◆ Goal ◆
What lines of the data include the string "медицинского"? Copy them all.

[Stored items]
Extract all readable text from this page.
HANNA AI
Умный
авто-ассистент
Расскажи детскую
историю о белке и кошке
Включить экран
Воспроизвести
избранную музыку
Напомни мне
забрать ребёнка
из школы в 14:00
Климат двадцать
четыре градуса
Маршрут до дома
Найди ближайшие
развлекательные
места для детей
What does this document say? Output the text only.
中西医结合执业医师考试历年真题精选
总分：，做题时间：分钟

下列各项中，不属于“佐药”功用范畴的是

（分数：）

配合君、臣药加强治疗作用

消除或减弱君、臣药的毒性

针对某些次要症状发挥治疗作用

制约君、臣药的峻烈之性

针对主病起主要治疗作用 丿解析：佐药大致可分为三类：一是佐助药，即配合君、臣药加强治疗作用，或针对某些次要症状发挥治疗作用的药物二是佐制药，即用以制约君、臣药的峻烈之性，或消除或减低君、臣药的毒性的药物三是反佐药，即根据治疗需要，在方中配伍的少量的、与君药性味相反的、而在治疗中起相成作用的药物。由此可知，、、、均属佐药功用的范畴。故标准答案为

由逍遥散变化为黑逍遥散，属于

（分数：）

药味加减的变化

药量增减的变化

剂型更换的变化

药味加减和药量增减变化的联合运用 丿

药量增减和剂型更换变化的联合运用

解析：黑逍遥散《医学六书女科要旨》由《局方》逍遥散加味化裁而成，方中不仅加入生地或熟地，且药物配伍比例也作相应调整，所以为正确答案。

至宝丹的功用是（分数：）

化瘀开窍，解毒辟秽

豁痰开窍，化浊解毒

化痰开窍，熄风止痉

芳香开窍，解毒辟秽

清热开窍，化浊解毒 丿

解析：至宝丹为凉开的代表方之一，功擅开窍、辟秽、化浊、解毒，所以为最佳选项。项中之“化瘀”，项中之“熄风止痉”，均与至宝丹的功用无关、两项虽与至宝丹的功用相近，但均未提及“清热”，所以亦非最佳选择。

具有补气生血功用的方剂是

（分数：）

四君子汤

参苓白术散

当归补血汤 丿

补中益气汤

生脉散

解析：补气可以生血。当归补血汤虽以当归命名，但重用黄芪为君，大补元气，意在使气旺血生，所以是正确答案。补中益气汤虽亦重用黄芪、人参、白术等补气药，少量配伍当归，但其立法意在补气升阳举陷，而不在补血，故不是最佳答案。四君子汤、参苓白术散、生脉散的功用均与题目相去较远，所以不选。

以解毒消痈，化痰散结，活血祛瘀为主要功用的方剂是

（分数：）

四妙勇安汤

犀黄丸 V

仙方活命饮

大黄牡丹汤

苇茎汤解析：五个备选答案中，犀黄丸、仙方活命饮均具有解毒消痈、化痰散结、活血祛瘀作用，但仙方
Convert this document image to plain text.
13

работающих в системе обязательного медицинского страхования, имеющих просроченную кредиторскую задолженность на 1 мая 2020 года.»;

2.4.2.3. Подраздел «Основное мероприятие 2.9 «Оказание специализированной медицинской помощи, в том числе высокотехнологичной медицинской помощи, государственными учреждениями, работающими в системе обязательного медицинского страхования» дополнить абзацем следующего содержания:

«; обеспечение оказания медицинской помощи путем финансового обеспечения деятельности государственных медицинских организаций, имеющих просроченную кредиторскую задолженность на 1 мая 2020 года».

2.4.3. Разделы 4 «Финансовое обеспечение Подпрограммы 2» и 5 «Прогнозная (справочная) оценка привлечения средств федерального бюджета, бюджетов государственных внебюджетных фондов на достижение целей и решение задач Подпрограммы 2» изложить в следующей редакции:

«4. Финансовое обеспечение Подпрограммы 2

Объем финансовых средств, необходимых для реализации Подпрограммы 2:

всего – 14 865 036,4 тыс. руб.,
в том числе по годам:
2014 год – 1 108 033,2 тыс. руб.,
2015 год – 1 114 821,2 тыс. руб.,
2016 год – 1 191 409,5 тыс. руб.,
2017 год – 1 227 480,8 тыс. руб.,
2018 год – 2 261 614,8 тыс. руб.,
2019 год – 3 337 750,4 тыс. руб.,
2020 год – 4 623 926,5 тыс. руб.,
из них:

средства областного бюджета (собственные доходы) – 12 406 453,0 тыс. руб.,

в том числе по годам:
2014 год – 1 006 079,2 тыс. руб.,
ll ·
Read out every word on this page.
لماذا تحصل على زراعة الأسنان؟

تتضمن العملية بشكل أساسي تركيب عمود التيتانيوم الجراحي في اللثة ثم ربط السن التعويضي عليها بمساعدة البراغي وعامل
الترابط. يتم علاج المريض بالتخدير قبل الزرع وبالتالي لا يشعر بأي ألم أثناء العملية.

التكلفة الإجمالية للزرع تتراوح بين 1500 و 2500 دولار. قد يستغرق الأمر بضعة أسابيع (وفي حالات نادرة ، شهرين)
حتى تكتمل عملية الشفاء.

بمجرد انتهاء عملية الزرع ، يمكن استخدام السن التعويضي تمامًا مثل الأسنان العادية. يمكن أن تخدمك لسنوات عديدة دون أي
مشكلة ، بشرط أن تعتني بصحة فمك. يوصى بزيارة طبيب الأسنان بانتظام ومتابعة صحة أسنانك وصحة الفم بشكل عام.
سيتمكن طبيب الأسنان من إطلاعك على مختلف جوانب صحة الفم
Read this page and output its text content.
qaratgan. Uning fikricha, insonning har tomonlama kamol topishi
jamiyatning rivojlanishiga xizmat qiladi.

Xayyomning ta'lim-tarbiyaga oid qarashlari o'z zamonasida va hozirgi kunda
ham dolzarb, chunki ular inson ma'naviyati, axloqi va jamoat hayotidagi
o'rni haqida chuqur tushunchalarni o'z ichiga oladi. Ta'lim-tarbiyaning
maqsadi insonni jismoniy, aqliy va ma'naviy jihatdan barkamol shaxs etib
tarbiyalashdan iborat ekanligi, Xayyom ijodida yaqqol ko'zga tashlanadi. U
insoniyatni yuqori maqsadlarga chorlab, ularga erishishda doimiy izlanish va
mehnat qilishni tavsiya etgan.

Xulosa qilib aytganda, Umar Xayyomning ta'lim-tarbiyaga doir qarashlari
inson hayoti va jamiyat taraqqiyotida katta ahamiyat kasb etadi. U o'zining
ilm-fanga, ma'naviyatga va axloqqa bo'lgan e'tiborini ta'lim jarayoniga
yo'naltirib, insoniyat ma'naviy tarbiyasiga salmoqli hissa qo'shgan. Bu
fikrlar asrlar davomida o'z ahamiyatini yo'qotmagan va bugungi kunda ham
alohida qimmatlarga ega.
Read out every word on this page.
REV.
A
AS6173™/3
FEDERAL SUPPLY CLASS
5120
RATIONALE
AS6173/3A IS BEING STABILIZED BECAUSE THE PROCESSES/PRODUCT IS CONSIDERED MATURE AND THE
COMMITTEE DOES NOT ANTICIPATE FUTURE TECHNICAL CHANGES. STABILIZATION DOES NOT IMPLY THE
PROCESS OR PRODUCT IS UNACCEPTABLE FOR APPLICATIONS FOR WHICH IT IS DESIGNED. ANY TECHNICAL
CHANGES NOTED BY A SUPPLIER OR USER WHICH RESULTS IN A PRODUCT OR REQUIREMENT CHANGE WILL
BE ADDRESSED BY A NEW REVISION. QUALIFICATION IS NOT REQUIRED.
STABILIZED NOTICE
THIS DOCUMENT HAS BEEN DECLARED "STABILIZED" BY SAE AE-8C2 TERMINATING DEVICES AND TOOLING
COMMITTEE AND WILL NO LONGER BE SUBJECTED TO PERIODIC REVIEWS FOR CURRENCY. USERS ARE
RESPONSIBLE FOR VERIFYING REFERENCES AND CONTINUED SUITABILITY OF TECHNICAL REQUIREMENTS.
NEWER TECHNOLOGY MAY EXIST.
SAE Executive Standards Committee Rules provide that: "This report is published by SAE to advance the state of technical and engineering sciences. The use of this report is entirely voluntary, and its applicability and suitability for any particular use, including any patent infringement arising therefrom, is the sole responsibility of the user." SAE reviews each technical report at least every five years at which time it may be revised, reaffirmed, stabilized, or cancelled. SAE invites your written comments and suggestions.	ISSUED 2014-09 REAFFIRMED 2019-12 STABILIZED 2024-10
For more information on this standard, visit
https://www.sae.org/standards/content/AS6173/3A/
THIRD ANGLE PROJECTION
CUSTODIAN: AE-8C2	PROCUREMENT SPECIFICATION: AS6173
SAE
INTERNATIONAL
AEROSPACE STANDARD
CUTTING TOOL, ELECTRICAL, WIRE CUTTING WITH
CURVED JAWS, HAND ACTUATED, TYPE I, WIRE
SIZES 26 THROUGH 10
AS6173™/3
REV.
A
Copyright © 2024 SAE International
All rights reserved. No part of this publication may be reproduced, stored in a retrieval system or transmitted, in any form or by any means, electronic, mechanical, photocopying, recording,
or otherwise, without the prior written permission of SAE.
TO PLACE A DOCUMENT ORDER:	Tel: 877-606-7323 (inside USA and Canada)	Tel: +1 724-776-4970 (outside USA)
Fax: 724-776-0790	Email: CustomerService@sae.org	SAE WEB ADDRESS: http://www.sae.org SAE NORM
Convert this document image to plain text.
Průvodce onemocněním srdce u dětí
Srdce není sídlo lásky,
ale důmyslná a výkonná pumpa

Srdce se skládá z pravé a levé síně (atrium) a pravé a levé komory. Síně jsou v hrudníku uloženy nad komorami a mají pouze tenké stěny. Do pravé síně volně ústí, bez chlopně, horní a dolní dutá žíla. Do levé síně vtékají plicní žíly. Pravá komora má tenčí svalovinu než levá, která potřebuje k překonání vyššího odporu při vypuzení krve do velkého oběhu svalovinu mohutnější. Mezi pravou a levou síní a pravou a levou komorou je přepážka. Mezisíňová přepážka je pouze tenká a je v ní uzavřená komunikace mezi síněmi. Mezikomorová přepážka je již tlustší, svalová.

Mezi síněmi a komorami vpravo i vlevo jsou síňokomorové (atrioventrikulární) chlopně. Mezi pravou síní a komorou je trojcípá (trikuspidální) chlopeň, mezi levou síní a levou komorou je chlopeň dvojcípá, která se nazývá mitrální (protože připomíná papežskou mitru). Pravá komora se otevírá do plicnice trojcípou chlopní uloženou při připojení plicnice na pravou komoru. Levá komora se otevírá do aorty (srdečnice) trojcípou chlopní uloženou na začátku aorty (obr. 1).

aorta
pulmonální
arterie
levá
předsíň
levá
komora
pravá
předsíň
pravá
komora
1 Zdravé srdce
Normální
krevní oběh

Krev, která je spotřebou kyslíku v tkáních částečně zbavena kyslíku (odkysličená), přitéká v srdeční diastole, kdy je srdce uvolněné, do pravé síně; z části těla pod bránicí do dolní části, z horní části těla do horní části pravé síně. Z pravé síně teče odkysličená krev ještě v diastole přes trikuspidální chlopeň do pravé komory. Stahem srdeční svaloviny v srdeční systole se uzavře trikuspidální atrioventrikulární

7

◆ Solution for this problem ◆
работающих в системе обязательного медицинского страхования, имеющих просроченную кредиторскую задолженность на 1 мая 2020 года.»;
2.4.2.3. Подраздел «Основное мероприятие 2.9 «Оказание специализированной медицинской помощи, в том числе высокотехнологичной медицинской помощи, государственными учреждениями, работающими в системе обязательного медицинского страхования» дополнить абзацем следующего содержания:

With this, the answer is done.